## Set problem
Extract each line of the records below that contains the word "page".

## Records to use
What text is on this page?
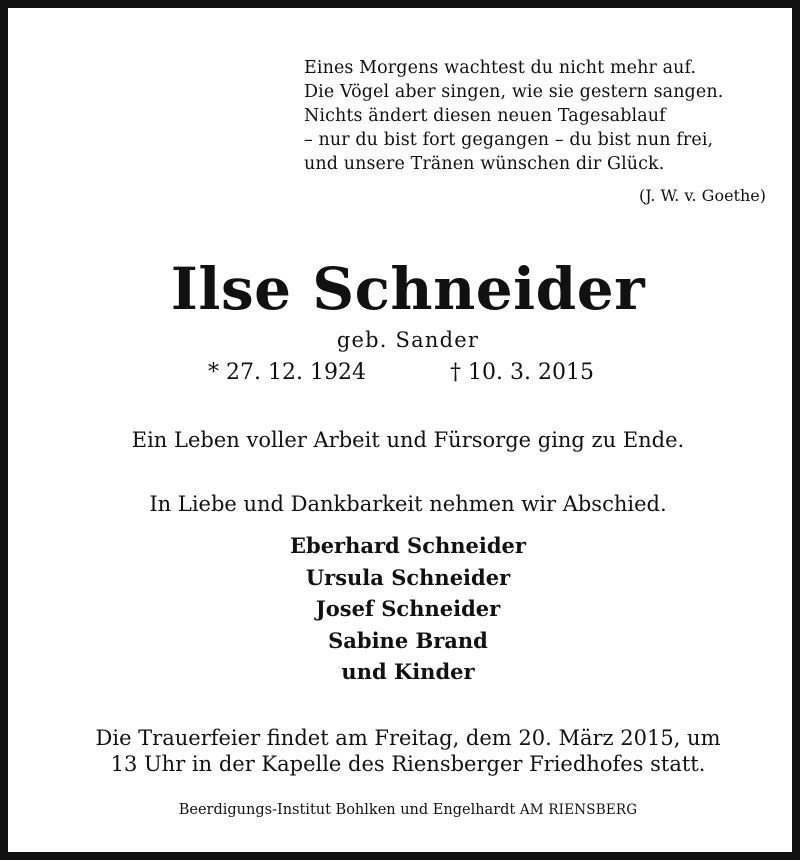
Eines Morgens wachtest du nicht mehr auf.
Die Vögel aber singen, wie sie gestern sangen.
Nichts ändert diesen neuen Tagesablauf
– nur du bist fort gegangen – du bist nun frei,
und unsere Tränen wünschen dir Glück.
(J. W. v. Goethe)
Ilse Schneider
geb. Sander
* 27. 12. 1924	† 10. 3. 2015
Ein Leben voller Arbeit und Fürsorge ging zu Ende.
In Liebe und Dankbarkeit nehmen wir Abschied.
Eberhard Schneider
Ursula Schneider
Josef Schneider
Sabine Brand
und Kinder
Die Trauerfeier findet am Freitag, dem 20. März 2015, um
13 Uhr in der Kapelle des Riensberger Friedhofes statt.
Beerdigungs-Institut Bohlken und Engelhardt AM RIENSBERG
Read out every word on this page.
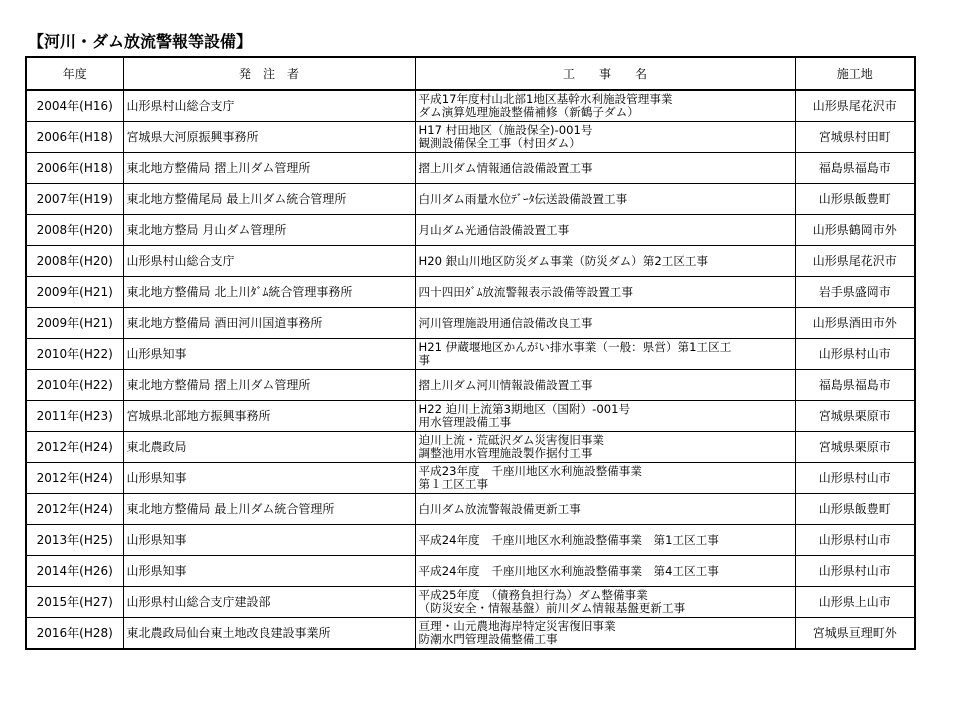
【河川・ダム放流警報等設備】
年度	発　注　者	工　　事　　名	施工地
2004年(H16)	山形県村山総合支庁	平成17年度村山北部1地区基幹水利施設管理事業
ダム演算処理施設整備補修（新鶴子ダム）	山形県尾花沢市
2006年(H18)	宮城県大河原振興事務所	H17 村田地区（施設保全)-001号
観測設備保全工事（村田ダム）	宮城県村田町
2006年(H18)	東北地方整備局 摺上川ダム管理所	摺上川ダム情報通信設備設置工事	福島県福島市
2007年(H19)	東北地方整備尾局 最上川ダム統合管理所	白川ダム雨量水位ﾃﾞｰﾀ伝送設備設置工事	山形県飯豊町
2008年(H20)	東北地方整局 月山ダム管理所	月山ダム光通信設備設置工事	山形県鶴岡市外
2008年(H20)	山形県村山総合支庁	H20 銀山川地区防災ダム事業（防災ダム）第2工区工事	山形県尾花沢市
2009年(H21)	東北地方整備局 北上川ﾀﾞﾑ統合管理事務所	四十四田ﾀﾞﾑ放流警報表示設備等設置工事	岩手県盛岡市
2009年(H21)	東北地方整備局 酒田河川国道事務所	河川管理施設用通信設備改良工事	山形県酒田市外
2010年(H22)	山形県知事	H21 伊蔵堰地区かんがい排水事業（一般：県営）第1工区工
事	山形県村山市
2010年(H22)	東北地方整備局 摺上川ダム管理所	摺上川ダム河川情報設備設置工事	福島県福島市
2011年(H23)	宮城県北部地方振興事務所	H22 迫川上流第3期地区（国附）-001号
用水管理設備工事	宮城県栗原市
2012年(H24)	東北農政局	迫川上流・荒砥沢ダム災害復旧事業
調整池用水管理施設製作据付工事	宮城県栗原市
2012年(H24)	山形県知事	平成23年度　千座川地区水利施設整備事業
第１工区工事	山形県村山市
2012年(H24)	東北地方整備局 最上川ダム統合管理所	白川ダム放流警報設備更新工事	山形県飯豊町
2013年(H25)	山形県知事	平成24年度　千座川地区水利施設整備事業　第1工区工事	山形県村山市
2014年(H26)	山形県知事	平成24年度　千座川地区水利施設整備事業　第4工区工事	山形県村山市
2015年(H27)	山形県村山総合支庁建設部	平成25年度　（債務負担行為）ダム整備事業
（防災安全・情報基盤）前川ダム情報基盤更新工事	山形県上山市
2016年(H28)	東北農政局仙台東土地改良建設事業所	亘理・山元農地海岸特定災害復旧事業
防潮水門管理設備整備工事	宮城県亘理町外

## Completed task
What text is on this page?
Read out every word on this page.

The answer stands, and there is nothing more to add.